SUPPLIED TEXT »
────────────────

General characteristics (as built)
- Class & type: Fidonisy-class destroyer
- Displacement: 1,326 long tons (1,347 t) (normal); 1,580 long tons (1,610 t) (full load);
- Length: 92.51 m (303 ft 6 in)
- Beam: 9.05 m (29 ft 8 in)
- Draft: 3.2 m (10 ft 6 in)
- Installed power: 5 Thornycroft boilers; 29,000 shp (22,000 kW);
- Propulsion: 2 shafts; 2 steam turbines
- Speed: 30 knots (56 km/h; 35 mph)
- Range: 1,850 nmi (3,430 km; 2,130 mi) at 18 knots (33 km/h; 21 mph)
- Complement: 136
- Armament: 4 × single 102 mm (4 in) guns; 2 × single 40 mm (1.6 in) AA guns; 4 × single 7.62 mm (0.3 in) machine guns; 4 × triple 450 mm (17.7 in) torpedo tubes; 80 mines;

= Russian destroyer Fidonisy =

Fidonisy (Фидониси) was the name ship of her class of eight destroyers built for the Imperial Russian Navy during World War I. Originally named Feodonisy (Феодониси), she was renamed Fidonisy before she was completed. Completed in 1917, she played a minor role in the war as part of the Black Sea Fleet before the Russian Revolution began later that year. Her crew joined the Bolsheviks in December and she supported their efforts to assert control in the Crimea over the next several months. The ship sailed from Sevastopol as the Germans approached in May 1918, but was scuttled in Novorossiysk harbor the following month when the Germans demanded that she be handed over as per the terms of the Treaty of Brest-Litovsk. Her wreck was discovered in 1964 and was partially salvaged.

== Design and description==

The Fidonisy-class ships were designed as improved version of the with an additional 102 mm gun. Fidonisy had an overall length of 92.51 m, a beam of 9.05 m, and a draft of 3.2 m at full load. The ship displaced 1326 LT at normal load and 1580 LT at full load. She was propelled by two Parsons steam turbines, each driving one propeller, designed to produce a total of 29000 shp using steam from five three-drum Thorneycroft boilers for an intended maximum speed of 33 kn. During her sea trials, the ship reached a speed of 31.4 kn from 25854 shp. Fidonasi carried enough fuel oil to give her a range of 1850 nmi at 18 kn. Her crew numbered 136 men.

The ships mounted a main armament of four single 102 mm Pattern 1911 Obukhov guns. Anti-aircraft defense for Fidonisy was provided by a pair of 40 mm anti-aircraft guns and four 7.62 mm M-1 machine guns. The destroyers mounted four triple 450 mm torpedo tube mounts amidships with a pair of reload torpedoes and could carry 80 M1908 naval mines. They were also fitted with a Barr and Stroud rangefinder and two 60 cm searchlights.

────────────────

PROVIDED INFORMATION »
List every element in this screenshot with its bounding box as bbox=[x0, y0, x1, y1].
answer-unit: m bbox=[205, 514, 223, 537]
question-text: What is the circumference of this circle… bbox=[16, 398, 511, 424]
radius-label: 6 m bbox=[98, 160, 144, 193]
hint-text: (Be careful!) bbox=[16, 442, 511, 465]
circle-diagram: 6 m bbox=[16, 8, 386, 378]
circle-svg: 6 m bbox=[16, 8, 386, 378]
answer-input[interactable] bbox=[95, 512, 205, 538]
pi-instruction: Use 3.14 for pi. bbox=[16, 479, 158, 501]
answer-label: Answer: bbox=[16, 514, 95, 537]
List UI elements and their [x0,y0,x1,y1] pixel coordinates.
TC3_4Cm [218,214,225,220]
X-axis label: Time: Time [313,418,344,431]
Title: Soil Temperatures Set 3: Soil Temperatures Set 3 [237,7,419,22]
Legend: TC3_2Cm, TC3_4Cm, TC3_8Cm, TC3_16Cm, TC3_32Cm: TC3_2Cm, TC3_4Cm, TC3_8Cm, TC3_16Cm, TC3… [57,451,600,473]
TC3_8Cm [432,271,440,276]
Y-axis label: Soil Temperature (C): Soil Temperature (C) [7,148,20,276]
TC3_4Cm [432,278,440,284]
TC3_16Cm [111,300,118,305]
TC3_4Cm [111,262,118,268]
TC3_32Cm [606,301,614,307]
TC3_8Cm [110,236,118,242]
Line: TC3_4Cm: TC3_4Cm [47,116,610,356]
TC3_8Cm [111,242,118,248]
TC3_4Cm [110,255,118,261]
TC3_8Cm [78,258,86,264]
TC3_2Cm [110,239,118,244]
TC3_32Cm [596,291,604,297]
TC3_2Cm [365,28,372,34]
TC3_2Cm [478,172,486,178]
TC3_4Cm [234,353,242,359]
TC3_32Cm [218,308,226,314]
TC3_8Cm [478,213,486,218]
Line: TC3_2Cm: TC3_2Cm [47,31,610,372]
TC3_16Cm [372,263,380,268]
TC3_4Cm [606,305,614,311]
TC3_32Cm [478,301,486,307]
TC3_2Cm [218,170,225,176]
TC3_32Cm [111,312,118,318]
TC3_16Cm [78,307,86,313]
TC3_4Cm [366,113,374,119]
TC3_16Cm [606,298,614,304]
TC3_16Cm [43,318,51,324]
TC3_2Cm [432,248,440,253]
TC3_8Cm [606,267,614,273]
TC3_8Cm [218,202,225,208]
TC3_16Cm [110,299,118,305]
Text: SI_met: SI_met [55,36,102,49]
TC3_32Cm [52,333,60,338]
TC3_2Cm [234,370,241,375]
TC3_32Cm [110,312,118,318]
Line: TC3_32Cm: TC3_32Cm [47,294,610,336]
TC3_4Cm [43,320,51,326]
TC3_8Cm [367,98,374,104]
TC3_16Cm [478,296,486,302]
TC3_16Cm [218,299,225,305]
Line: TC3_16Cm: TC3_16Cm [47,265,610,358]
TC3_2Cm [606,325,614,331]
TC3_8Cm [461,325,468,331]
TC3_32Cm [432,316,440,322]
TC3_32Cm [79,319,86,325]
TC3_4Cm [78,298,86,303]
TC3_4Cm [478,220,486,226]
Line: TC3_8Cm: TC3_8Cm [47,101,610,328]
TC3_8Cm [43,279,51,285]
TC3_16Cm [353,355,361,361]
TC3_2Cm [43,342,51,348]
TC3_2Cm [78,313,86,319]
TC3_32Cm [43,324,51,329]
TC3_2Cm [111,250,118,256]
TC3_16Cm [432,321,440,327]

────────────────

SET PROBLEM A »
In the destroyer article, in which harbor was Fidonisy scuttled?
SET PROBLEM B »
Please echo the listing word for word, starting at its very first line and ending at the line that contains "TC3_8Cm [432,271,440,276]", with both of those lines included.

FULL OUTPUT A »
Novorossiysk harbor

FULL OUTPUT B »
List every element in this screenshot with its bounding box as bbox=[x0, y0, x1, y1].
answer-unit: m bbox=[205, 514, 223, 537]
question-text: What is the circumference of this circle… bbox=[16, 398, 511, 424]
radius-label: 6 m bbox=[98, 160, 144, 193]
hint-text: (Be careful!) bbox=[16, 442, 511, 465]
circle-diagram: 6 m bbox=[16, 8, 386, 378]
circle-svg: 6 m bbox=[16, 8, 386, 378]
answer-input[interactable] bbox=[95, 512, 205, 538]
pi-instruction: Use 3.14 for pi. bbox=[16, 479, 158, 501]
answer-label: Answer: bbox=[16, 514, 95, 537]
List UI elements and their [x0,y0,x1,y1] pixel coordinates.
TC3_4Cm [218,214,225,220]
X-axis label: Time: Time [313,418,344,431]
Title: Soil Temperatures Set 3: Soil Temperatures Set 3 [237,7,419,22]
Legend: TC3_2Cm, TC3_4Cm, TC3_8Cm, TC3_16Cm, TC3_32Cm: TC3_2Cm, TC3_4Cm, TC3_8Cm, TC3_16Cm, TC3… [57,451,600,473]
TC3_8Cm [432,271,440,276]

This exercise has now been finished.